What you have to do. Give only the number of lines that contain the word "capacity".

Data in this exercise.
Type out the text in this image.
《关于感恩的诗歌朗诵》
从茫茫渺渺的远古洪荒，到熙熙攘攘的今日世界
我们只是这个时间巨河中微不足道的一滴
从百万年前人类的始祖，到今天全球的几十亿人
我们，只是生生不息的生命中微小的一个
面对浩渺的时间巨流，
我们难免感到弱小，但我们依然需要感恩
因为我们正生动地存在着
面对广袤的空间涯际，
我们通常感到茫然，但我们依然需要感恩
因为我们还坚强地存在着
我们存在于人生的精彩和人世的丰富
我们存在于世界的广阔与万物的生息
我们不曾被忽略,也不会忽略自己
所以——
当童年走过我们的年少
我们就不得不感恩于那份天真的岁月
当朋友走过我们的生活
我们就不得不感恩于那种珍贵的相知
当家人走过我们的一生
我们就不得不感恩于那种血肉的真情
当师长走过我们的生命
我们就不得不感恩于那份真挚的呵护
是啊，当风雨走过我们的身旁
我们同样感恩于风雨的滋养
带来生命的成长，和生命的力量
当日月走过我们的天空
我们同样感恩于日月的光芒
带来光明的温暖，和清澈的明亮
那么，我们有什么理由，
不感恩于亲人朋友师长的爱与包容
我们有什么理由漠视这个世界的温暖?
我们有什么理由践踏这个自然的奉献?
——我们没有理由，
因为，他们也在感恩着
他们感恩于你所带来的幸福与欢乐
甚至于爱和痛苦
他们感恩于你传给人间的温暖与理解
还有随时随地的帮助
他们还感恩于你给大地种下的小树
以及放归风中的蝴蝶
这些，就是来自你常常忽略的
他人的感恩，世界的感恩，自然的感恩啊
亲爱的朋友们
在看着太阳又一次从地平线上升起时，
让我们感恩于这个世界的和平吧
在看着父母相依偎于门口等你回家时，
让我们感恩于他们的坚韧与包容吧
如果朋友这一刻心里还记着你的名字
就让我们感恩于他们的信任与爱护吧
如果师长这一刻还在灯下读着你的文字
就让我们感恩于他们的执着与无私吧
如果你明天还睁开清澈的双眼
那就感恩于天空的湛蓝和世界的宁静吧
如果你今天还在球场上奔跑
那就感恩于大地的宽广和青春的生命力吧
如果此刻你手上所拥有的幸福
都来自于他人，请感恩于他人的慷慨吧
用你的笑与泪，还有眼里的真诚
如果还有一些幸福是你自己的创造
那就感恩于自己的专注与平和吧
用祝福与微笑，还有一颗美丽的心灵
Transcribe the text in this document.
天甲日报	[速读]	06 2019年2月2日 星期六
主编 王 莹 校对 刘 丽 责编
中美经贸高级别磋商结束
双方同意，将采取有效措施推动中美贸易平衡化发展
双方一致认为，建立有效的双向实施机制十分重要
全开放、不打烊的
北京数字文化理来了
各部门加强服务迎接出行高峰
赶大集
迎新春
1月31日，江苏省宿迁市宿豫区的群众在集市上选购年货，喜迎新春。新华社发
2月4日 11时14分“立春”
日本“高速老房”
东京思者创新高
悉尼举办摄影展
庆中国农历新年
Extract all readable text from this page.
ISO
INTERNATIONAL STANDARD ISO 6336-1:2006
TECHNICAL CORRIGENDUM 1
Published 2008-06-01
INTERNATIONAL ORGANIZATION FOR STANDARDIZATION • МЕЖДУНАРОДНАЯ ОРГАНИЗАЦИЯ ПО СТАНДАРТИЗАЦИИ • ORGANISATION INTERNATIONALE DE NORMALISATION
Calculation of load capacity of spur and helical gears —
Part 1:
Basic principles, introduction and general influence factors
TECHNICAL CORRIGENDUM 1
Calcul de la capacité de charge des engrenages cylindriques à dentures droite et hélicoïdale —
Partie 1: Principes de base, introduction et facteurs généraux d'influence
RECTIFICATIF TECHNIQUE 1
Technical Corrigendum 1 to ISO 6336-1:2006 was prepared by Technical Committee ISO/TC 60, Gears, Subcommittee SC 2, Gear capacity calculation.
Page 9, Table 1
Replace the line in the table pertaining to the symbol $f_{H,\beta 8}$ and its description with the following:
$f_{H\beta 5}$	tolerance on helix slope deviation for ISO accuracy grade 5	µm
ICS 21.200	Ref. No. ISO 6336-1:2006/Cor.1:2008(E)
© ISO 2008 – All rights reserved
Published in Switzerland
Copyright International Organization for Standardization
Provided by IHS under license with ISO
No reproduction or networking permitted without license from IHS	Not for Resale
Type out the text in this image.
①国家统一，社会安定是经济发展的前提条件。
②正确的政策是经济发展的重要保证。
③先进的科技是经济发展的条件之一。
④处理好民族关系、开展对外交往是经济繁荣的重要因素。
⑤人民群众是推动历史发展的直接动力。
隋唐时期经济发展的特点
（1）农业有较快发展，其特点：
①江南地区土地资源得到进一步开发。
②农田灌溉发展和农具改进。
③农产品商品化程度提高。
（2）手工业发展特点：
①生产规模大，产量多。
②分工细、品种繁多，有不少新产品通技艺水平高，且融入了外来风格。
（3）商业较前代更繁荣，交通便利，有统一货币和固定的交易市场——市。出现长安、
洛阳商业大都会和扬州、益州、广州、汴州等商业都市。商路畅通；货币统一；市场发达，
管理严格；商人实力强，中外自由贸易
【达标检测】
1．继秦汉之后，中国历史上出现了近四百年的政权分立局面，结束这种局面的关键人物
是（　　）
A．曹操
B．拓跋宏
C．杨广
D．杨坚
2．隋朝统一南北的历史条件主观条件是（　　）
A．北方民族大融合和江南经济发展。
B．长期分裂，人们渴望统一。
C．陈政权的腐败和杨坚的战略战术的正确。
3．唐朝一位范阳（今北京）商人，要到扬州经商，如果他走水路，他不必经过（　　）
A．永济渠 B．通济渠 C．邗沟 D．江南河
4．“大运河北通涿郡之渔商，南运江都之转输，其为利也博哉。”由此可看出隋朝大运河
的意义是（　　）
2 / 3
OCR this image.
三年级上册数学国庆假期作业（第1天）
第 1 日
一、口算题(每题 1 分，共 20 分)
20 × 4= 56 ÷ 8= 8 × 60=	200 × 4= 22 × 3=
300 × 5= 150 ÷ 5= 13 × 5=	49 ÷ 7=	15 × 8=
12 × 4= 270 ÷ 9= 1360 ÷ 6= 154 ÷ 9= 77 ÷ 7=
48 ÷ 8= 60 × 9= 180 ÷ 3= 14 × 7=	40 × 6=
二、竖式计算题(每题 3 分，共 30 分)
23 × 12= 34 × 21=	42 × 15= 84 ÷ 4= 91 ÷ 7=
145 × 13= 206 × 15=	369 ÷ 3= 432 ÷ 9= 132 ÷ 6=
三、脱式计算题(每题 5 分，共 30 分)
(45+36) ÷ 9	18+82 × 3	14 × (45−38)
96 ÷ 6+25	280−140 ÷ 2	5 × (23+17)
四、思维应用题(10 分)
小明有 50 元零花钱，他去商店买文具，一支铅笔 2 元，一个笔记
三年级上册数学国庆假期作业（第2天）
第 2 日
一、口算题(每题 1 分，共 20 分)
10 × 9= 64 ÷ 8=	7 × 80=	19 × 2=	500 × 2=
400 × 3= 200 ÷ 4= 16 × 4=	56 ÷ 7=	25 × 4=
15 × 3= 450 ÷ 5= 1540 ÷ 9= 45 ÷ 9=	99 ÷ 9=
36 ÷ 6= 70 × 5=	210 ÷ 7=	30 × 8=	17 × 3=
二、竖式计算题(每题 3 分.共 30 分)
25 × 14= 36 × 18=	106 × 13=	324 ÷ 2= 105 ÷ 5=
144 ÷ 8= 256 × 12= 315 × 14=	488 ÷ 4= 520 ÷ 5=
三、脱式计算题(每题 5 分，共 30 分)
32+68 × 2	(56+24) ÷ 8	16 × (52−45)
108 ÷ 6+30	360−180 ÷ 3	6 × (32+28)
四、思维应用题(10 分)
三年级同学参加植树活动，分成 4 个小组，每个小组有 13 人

Correct result. 2